** START OF Supplied records **

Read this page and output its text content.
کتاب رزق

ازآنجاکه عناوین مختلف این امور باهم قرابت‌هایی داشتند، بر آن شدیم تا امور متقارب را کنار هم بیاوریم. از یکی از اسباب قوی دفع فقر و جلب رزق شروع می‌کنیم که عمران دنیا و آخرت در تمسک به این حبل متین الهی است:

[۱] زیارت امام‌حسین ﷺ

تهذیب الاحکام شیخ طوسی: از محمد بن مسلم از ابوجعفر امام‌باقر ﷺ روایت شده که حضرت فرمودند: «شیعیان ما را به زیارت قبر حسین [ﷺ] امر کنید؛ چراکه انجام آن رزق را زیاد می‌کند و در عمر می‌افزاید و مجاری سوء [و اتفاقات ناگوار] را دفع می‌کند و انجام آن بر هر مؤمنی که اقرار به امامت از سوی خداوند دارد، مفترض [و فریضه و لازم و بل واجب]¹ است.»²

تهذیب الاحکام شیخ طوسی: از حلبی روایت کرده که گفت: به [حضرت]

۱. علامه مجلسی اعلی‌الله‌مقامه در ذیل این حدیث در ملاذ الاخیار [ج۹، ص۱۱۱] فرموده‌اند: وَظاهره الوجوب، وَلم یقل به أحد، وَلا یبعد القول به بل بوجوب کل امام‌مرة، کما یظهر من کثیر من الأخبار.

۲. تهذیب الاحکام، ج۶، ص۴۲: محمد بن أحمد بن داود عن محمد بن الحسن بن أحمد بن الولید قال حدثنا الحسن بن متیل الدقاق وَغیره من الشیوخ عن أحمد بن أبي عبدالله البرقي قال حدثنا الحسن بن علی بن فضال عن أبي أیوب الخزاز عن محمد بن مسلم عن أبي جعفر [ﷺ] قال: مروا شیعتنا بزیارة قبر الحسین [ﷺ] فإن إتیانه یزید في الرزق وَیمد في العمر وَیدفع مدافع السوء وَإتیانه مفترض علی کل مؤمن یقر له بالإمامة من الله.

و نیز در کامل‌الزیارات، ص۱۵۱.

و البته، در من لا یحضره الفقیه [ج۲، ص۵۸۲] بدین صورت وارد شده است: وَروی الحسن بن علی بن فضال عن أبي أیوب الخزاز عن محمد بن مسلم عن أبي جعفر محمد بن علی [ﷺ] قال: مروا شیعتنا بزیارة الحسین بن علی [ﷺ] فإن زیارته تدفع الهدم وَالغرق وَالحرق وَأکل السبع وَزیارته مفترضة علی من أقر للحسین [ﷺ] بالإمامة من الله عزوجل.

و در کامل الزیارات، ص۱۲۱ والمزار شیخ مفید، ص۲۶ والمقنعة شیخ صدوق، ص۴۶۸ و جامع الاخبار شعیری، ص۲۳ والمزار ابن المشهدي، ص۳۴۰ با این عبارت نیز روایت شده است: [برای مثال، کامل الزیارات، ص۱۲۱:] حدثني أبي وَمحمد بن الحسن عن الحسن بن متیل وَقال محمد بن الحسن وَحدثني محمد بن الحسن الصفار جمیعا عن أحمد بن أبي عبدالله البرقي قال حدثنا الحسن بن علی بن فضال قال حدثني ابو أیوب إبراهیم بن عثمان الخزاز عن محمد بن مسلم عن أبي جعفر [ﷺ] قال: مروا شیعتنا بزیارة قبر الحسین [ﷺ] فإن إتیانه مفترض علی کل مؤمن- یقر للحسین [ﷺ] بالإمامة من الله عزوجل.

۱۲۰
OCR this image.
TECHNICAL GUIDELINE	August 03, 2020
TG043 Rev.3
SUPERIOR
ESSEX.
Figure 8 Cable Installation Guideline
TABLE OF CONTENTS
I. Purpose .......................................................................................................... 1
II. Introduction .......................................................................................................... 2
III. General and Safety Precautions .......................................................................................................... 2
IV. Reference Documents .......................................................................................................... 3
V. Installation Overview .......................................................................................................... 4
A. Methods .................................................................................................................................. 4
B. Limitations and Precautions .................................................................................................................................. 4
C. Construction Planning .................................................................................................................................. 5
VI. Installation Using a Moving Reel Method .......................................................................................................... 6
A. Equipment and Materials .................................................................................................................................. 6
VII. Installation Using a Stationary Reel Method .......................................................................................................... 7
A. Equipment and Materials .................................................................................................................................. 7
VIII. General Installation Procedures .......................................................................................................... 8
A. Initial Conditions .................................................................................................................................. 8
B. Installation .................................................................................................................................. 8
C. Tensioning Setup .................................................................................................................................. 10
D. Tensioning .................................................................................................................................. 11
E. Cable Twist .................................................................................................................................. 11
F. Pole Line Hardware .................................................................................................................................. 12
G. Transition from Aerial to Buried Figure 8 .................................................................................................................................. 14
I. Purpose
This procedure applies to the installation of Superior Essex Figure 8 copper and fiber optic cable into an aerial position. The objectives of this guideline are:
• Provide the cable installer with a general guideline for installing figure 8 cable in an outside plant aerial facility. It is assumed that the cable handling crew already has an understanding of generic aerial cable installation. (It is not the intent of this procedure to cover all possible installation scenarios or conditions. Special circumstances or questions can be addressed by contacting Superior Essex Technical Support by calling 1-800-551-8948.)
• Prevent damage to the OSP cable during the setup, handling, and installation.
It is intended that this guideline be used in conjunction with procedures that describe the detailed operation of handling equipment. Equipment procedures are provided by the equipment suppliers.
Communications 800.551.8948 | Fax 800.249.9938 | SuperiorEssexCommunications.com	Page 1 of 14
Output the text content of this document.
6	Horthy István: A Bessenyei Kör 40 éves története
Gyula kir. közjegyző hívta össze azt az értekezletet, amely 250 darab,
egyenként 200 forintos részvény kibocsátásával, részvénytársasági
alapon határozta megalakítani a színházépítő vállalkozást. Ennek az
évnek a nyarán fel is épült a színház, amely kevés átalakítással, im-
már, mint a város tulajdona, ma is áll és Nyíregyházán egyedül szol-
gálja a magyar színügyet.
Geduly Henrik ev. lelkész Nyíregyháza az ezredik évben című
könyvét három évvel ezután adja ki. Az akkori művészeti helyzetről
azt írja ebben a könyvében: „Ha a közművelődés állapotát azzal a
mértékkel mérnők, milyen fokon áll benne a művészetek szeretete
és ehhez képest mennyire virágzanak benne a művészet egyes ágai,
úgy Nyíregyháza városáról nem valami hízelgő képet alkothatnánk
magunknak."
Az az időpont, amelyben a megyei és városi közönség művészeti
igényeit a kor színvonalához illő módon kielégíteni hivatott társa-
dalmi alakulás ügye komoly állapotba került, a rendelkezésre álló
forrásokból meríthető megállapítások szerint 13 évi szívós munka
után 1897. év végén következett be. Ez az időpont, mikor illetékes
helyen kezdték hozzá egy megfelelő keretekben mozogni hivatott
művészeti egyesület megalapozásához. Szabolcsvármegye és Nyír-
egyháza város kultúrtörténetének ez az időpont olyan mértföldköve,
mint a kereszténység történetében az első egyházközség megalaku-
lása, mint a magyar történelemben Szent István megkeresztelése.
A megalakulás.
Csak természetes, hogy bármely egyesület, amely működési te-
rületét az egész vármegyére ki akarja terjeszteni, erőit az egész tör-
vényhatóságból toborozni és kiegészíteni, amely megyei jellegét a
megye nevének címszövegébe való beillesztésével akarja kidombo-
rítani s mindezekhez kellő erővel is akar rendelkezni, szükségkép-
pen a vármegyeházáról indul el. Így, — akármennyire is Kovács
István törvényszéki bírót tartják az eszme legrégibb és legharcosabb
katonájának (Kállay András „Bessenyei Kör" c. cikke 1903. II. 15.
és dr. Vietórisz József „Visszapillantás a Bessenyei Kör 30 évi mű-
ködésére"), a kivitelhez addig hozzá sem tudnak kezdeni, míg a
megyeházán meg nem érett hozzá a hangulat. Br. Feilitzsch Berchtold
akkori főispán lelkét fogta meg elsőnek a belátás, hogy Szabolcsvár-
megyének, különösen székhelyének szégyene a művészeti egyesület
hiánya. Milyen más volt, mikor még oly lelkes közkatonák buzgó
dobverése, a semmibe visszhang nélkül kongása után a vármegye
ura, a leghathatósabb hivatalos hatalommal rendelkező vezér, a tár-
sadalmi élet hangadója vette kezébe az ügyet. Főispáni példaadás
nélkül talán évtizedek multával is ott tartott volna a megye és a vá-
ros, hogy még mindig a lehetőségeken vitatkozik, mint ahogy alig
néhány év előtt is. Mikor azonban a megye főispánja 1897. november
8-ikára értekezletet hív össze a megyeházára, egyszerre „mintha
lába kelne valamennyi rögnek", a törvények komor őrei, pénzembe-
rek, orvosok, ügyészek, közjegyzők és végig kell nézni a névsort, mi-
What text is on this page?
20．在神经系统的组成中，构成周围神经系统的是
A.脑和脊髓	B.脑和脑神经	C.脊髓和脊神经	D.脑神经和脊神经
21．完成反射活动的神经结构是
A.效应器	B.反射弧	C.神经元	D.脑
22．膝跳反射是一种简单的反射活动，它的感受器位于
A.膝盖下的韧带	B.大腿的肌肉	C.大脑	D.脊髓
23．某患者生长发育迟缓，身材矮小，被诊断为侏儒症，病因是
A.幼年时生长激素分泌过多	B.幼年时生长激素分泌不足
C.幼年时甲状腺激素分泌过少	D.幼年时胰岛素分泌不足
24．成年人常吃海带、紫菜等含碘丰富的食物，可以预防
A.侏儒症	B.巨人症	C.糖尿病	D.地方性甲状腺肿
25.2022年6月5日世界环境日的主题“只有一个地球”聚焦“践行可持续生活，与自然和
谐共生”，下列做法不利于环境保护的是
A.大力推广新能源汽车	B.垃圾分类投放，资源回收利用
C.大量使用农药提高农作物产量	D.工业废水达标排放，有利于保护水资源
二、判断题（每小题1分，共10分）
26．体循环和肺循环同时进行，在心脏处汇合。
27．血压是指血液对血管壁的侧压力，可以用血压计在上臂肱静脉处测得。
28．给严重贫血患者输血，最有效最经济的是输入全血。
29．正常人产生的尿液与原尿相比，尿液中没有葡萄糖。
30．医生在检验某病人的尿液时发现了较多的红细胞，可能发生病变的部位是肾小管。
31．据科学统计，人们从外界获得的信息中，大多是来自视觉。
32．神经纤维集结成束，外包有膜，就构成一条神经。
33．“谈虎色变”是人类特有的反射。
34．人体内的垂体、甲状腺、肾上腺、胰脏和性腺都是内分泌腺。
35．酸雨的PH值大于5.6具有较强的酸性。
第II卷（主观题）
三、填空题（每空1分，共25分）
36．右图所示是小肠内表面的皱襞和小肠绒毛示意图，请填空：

** END OF Supplied records **

■ **Stated exercise**: Find each line in the records holding the string "روایت" and show it.

■ **Answer to the task**:
تهذیب الاحکام شیخ طوسی: از محمد بن مسلم از ابوجعفر امام‌باقر ﷺ روایت شده که حضرت فرمودند: «شیعیان ما را به زیارت قبر حسین [ﷺ] امر کنید؛ چراکه انجام آن رزق را زیاد می‌کند و در عمر می‌افزاید و مجاری سوء [و اتفاقات ناگوار] را دفع می‌کند و انجام آن بر هر مؤمنی که اقرار به امامت از سوی خداوند دارد، مفترض [و فریضه و لازم و بل واجب]¹ است.»²
تهذیب الاحکام شیخ طوسی: از حلبی روایت کرده که گفت: به [حضرت]
و در کامل الزیارات، ص۱۲۱ والمزار شیخ مفید، ص۲۶ والمقنعة شیخ صدوق، ص۴۶۸ و جامع الاخبار شعیری، ص۲۳ والمزار ابن المشهدي، ص۳۴۰ با این عبارت نیز روایت شده است: [برای مثال، کامل الزیارات، ص۱۲۱:] حدثني أبي وَمحمد بن الحسن عن الحسن بن متیل وَقال محمد بن الحسن وَحدثني محمد بن الحسن الصفار جمیعا عن أحمد بن أبي عبدالله البرقي قال حدثنا الحسن بن علی بن فضال قال حدثني ابو أیوب إبراهیم بن عثمان الخزاز عن محمد بن مسلم عن أبي جعفر [ﷺ] قال: مروا شیعتنا بزیارة قبر الحسین [ﷺ] فإن إتیانه مفترض علی کل مؤمن- یقر للحسین [ﷺ] بالإمامة من الله عزوجل.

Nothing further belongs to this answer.